>> Begin
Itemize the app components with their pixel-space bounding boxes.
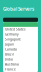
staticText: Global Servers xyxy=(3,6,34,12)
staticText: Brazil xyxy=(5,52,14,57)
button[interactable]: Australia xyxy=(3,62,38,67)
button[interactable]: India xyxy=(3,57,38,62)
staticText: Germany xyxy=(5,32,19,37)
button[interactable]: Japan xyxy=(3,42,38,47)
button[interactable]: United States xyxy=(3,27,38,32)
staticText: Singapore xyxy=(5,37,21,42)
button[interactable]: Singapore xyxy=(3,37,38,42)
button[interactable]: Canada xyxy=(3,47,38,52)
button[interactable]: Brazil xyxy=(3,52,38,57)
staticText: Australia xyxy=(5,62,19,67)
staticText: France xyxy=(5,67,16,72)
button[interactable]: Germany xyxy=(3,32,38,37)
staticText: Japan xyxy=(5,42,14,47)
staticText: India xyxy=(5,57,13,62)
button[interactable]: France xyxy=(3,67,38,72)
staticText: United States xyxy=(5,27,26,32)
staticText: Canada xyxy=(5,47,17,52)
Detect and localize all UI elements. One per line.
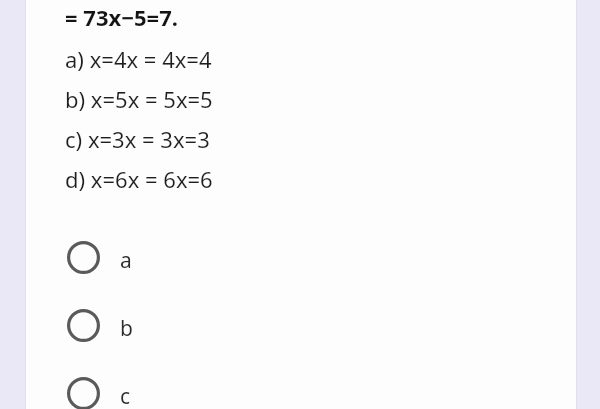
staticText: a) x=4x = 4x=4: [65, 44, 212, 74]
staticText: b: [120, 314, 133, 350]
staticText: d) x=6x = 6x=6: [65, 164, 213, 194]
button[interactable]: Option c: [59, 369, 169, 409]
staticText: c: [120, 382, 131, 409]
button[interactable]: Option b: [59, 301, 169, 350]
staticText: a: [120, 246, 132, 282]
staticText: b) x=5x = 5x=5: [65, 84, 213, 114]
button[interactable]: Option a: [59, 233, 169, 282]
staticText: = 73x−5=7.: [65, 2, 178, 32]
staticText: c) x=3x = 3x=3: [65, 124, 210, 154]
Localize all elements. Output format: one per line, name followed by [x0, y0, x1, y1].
>> End
>> Begin
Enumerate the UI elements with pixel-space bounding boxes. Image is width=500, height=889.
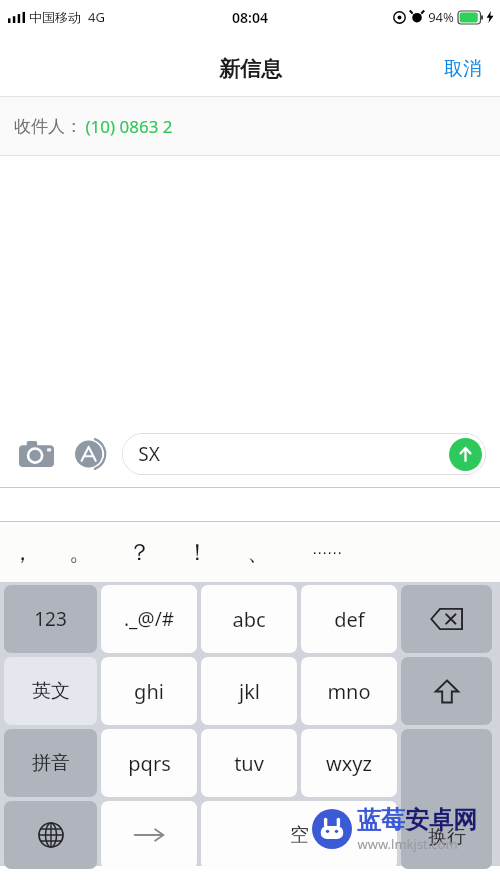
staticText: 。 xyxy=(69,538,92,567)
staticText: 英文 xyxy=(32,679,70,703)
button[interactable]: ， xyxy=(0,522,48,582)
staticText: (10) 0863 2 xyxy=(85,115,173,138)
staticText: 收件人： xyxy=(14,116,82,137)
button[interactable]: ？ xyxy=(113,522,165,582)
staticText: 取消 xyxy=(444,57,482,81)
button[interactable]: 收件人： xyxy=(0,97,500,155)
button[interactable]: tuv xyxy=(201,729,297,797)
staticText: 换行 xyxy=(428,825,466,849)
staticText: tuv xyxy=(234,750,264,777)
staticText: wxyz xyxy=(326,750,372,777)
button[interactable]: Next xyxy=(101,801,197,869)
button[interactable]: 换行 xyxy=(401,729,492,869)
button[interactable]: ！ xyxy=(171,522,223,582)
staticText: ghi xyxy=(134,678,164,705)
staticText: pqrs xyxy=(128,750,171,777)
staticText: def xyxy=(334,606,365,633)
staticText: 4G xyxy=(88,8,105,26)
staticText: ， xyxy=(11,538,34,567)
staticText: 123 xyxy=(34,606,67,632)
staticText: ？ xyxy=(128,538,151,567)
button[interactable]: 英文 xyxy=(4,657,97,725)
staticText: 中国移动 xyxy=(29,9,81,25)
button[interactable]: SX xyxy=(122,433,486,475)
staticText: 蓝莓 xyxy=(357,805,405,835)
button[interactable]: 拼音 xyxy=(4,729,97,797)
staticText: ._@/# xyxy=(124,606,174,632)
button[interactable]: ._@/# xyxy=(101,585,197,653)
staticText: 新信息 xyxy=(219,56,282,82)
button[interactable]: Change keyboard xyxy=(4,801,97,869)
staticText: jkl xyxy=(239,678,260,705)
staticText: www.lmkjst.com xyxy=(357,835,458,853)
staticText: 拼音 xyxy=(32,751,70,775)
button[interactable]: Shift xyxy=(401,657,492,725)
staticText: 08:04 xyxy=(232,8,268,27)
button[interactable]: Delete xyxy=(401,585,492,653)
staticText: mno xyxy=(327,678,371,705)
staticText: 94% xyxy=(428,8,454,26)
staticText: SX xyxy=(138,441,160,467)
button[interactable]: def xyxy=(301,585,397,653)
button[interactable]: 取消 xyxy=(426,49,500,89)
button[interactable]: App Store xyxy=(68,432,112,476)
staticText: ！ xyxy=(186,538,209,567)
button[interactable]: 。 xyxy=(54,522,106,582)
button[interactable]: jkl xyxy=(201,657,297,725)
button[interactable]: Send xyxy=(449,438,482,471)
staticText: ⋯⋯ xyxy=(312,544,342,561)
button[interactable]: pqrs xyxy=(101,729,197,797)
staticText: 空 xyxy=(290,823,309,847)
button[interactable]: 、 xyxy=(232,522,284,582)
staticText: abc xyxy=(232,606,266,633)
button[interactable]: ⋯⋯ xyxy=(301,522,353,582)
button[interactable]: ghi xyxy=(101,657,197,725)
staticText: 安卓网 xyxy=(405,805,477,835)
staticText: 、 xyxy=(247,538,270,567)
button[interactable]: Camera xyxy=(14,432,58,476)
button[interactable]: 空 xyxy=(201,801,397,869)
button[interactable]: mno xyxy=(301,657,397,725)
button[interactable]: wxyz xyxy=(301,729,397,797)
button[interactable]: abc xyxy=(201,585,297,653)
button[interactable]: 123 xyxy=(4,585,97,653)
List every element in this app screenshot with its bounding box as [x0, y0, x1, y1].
>> End
→ What you will do
Retype the material above, starting at the line that contains "Itemize the app" and ending at the line that contains "Detect and localize", with both of those lines included. Leave out the pictures.

→ Answer for this exercise
Itemize the app components with their pixel-space bounding boxes.
staticText: Global Servers xyxy=(3,6,34,12)
staticText: Brazil xyxy=(5,52,14,57)
button[interactable]: Australia xyxy=(3,62,38,67)
button[interactable]: India xyxy=(3,57,38,62)
staticText: Germany xyxy=(5,32,19,37)
button[interactable]: Japan xyxy=(3,42,38,47)
button[interactable]: United States xyxy=(3,27,38,32)
staticText: Singapore xyxy=(5,37,21,42)
button[interactable]: Singapore xyxy=(3,37,38,42)
button[interactable]: Canada xyxy=(3,47,38,52)
button[interactable]: Brazil xyxy=(3,52,38,57)
staticText: Australia xyxy=(5,62,19,67)
staticText: France xyxy=(5,67,16,72)
button[interactable]: Germany xyxy=(3,32,38,37)
staticText: Japan xyxy=(5,42,14,47)
staticText: India xyxy=(5,57,13,62)
button[interactable]: France xyxy=(3,67,38,72)
staticText: United States xyxy=(5,27,26,32)
staticText: Canada xyxy=(5,47,17,52)
Detect and localize all UI elements. One per line.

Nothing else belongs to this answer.